Set task: Pictures within the data are to be left out; everything else must be reproduced exactly.

Data to process:
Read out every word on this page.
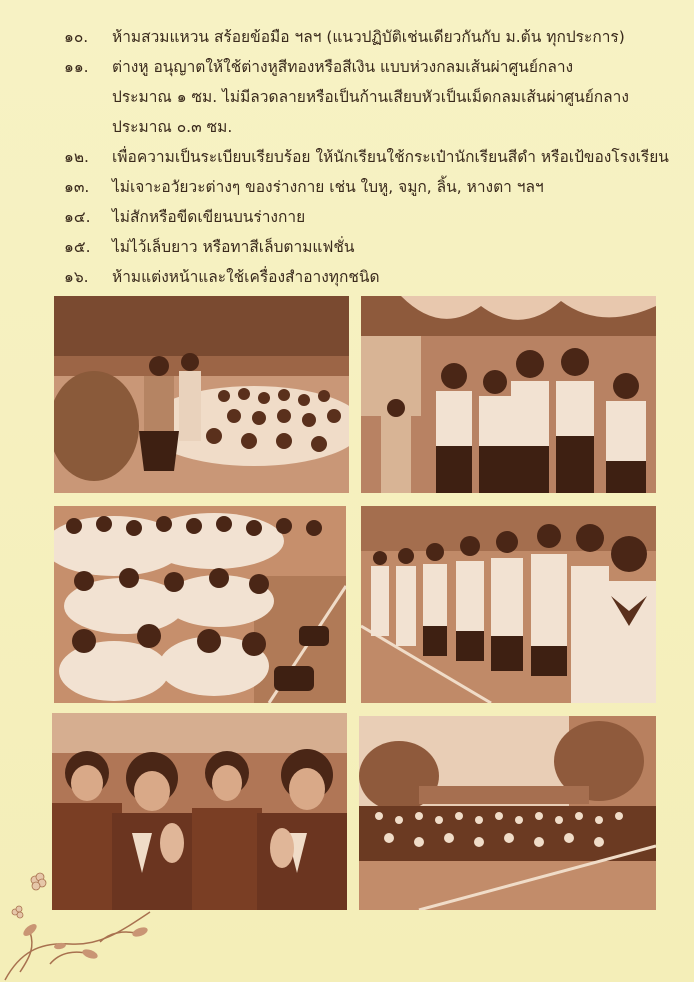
๑๐.	ห้ามสวมแหวน สร้อยข้อมือ ฯลฯ (แนวปฏิบัติเช่นเดียวกันกับ ม.ต้น ทุกประการ)
๑๑.	ต่างหู อนุญาตให้ใช้ต่างหูสีทองหรือสีเงิน แบบห่วงกลมเส้นผ่าศูนย์กลาง
ประมาณ ๑ ซม. ไม่มีลวดลายหรือเป็นก้านเสียบหัวเป็นเม็ดกลมเส้นผ่าศูนย์กลาง
ประมาณ ๐.๓ ซม.
๑๒.	เพื่อความเป็นระเบียบเรียบร้อย ให้นักเรียนใช้กระเป๋านักเรียนสีดำ หรือเป้ของโรงเรียน
๑๓.	ไม่เจาะอวัยวะต่างๆ ของร่างกาย เช่น ใบหู, จมูก, ลิ้น, หางตา ฯลฯ
๑๔.	ไม่สักหรือขีดเขียนบนร่างกาย
๑๕.	ไม่ไว้เล็บยาว หรือทาสีเล็บตามแฟชั่น
๑๖.	ห้ามแต่งหน้าและใช้เครื่องสำอางทุกชนิด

Task result:
Read out every word on this page.
๑๐.	ห้ามสวมแหวน สร้อยข้อมือ ฯลฯ (แนวปฏิบัติเช่นเดียวกันกับ ม.ต้น ทุกประการ)
๑๑.	ต่างหู อนุญาตให้ใช้ต่างหูสีทองหรือสีเงิน แบบห่วงกลมเส้นผ่าศูนย์กลาง
ประมาณ ๑ ซม. ไม่มีลวดลายหรือเป็นก้านเสียบหัวเป็นเม็ดกลมเส้นผ่าศูนย์กลาง
ประมาณ ๐.๓ ซม.
๑๒.	เพื่อความเป็นระเบียบเรียบร้อย ให้นักเรียนใช้กระเป๋านักเรียนสีดำ หรือเป้ของโรงเรียน
๑๓.	ไม่เจาะอวัยวะต่างๆ ของร่างกาย เช่น ใบหู, จมูก, ลิ้น, หางตา ฯลฯ
๑๔.	ไม่สักหรือขีดเขียนบนร่างกาย
๑๕.	ไม่ไว้เล็บยาว หรือทาสีเล็บตามแฟชั่น
๑๖.	ห้ามแต่งหน้าและใช้เครื่องสำอางทุกชนิด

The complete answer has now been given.